THE PROBLEM:
Reproduce the records below in full and exactly, without their images.
··· EXCERPTED RECORDS ···
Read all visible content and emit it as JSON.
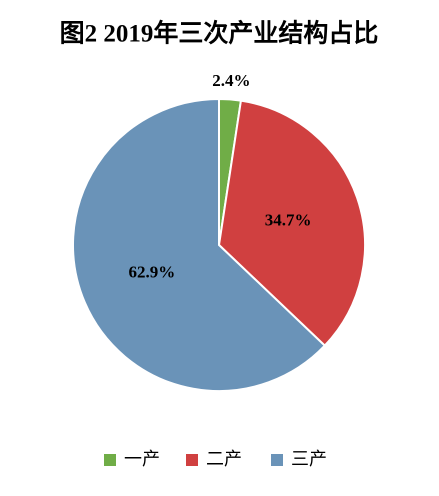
{
  "chart_data": {
    "type": "pie",
    "title": "图2  2019年三次产业结构占比",
    "categories": [
      "一产",
      "二产",
      "三产"
    ],
    "values": [
      2.4,
      34.7,
      62.9
    ],
    "value_labels": [
      "2.4%",
      "34.7%",
      "62.9%"
    ],
    "colors": [
      "#70ad47",
      "#d04040",
      "#6a93b8"
    ],
    "legend": "bottom"
  }
}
···
RESULT:
Read all visible content and emit it as JSON.
{
  "chart_data": {
    "type": "pie",
    "title": "图2  2019年三次产业结构占比",
    "categories": [
      "一产",
      "二产",
      "三产"
    ],
    "values": [
      2.4,
      34.7,
      62.9
    ],
    "value_labels": [
      "2.4%",
      "34.7%",
      "62.9%"
    ],
    "colors": [
      "#70ad47",
      "#d04040",
      "#6a93b8"
    ],
    "legend": "bottom"
  }
}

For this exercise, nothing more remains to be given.